What to produce >> Make an exact transcription of the material, leaving out all images.

Records >>
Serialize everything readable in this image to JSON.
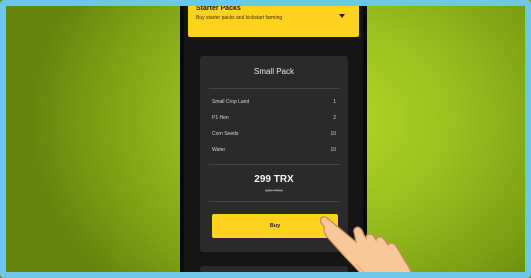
{
  "header": {
    "title": "Starter Packs",
    "subtitle": "Buy starter packs and kickstart farming"
  },
  "pack": {
    "title": "Small Pack",
    "items": [
      {
        "name": "Small Crop Land",
        "qty": "1"
      },
      {
        "name": "P1 Hen",
        "qty": "2"
      },
      {
        "name": "Corn Seeds",
        "qty": "10"
      },
      {
        "name": "Water",
        "qty": "10"
      }
    ],
    "price": "299 TRX",
    "old_price": "329 TRX",
    "buy_label": "Buy"
  },
  "icons": {
    "dropdown": "chevron-down-icon",
    "pointer": "hand-pointer-icon"
  },
  "colors": {
    "accent": "#ffd21e",
    "card": "#2a2a2a",
    "panel": "#151515"
  }
}
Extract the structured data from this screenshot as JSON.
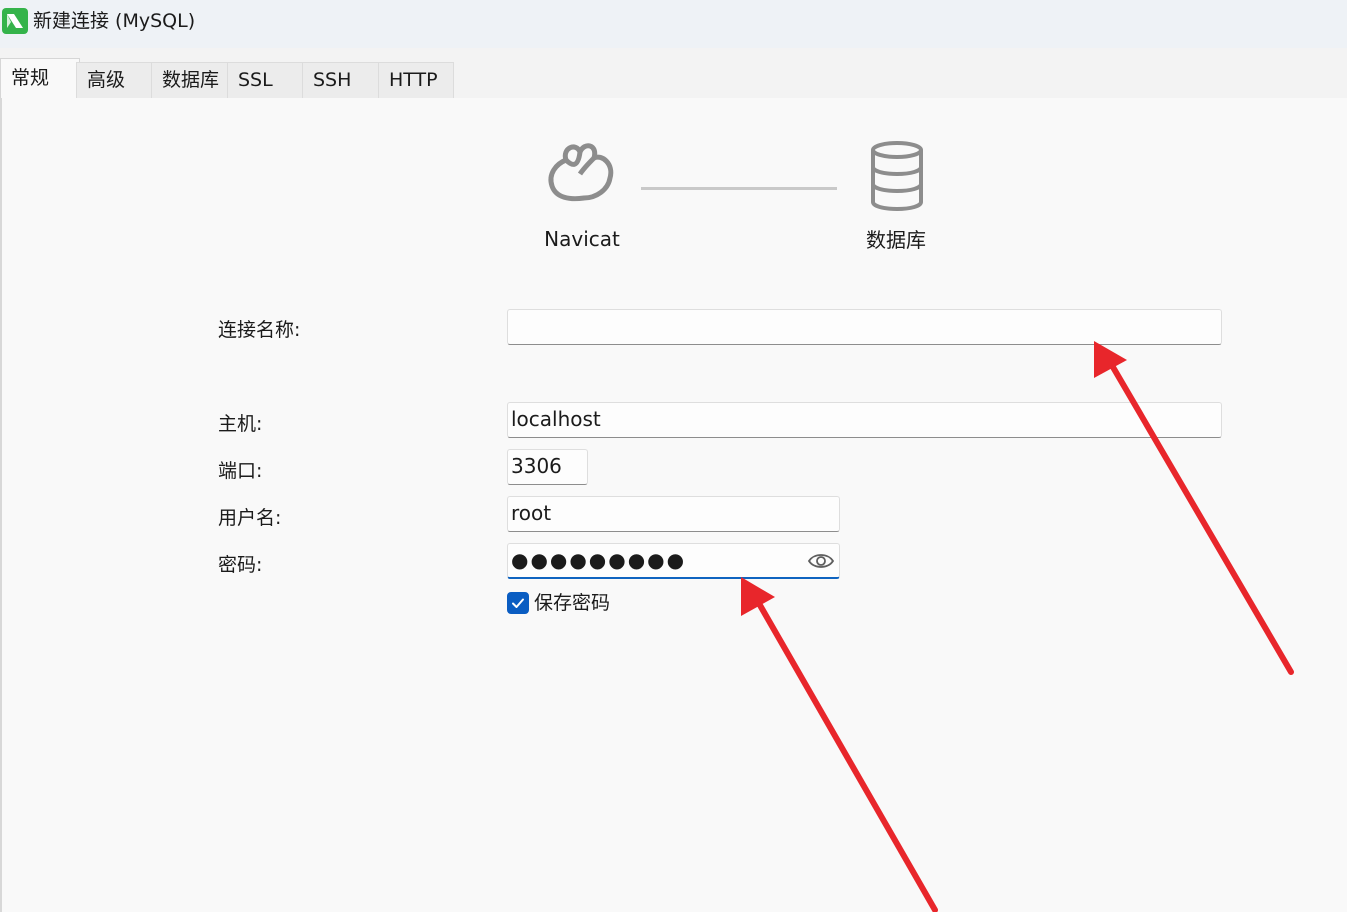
{
  "window": {
    "title": "新建连接 (MySQL)",
    "icon": "navicat-app-icon"
  },
  "tabs": [
    {
      "label": "常规",
      "active": true
    },
    {
      "label": "高级",
      "active": false
    },
    {
      "label": "数据库",
      "active": false
    },
    {
      "label": "SSL",
      "active": false
    },
    {
      "label": "SSH",
      "active": false
    },
    {
      "label": "HTTP",
      "active": false
    }
  ],
  "header": {
    "left_label": "Navicat",
    "right_label": "数据库",
    "left_icon": "navicat-logo-icon",
    "right_icon": "database-icon"
  },
  "form": {
    "connection_name": {
      "label": "连接名称:",
      "value": ""
    },
    "host": {
      "label": "主机:",
      "value": "localhost"
    },
    "port": {
      "label": "端口:",
      "value": "3306"
    },
    "username": {
      "label": "用户名:",
      "value": "root"
    },
    "password": {
      "label": "密码:",
      "masked_value": "●●●●●●●●●"
    },
    "save_password": {
      "label": "保存密码",
      "checked": true
    }
  },
  "colors": {
    "accent": "#0a5dc2",
    "annotation_arrow": "#e8262b"
  }
}
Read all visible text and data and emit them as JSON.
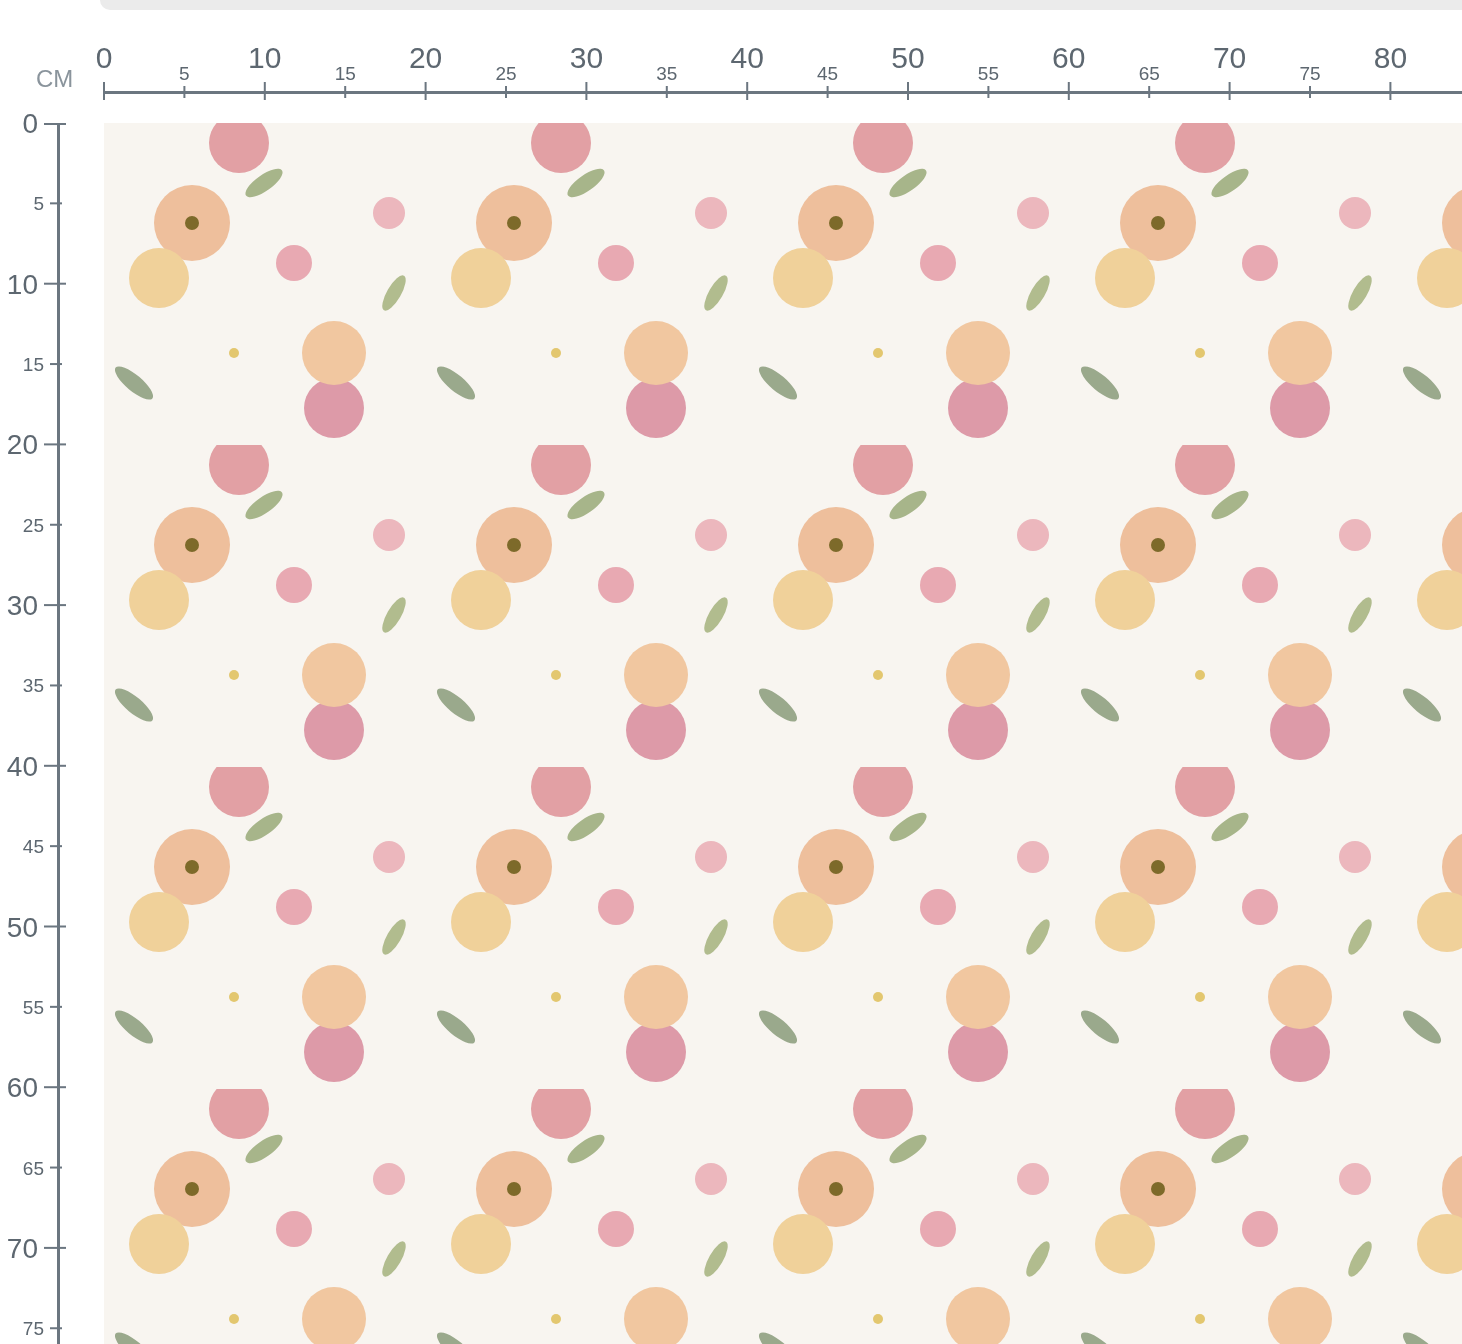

Written solution >>
Serialize everything readable in this image to JSON.
{
  "header": {
    "title": "Starter Packs",
    "subtitle": "Buy starter packs and kickstart farming"
  },
  "pack": {
    "title": "Small Pack",
    "items": [
      {
        "name": "Small Crop Land",
        "qty": "1"
      },
      {
        "name": "P1 Hen",
        "qty": "2"
      },
      {
        "name": "Corn Seeds",
        "qty": "10"
      },
      {
        "name": "Water",
        "qty": "10"
      }
    ],
    "price": "299 TRX",
    "old_price": "329 TRX",
    "buy_label": "Buy"
  },
  "icons": {
    "dropdown": "chevron-down-icon",
    "pointer": "hand-pointer-icon"
  },
  "colors": {
    "accent": "#ffd21e",
    "card": "#2a2a2a",
    "panel": "#151515"
  }
}
Extract the structured data from this screenshot as JSON.
{
  "window": {
    "title": "新建连接 (MySQL)",
    "icon": "navicat-app-icon"
  },
  "tabs": [
    {
      "label": "常规",
      "active": true
    },
    {
      "label": "高级",
      "active": false
    },
    {
      "label": "数据库",
      "active": false
    },
    {
      "label": "SSL",
      "active": false
    },
    {
      "label": "SSH",
      "active": false
    },
    {
      "label": "HTTP",
      "active": false
    }
  ],
  "header": {
    "left_label": "Navicat",
    "right_label": "数据库",
    "left_icon": "navicat-logo-icon",
    "right_icon": "database-icon"
  },
  "form": {
    "connection_name": {
      "label": "连接名称:",
      "value": ""
    },
    "host": {
      "label": "主机:",
      "value": "localhost"
    },
    "port": {
      "label": "端口:",
      "value": "3306"
    },
    "username": {
      "label": "用户名:",
      "value": "root"
    },
    "password": {
      "label": "密码:",
      "masked_value": "●●●●●●●●●"
    },
    "save_password": {
      "label": "保存密码",
      "checked": true
    }
  },
  "colors": {
    "accent": "#0a5dc2",
    "annotation_arrow": "#e8262b"
  }
}
Read all visible text and data and emit them as JSON.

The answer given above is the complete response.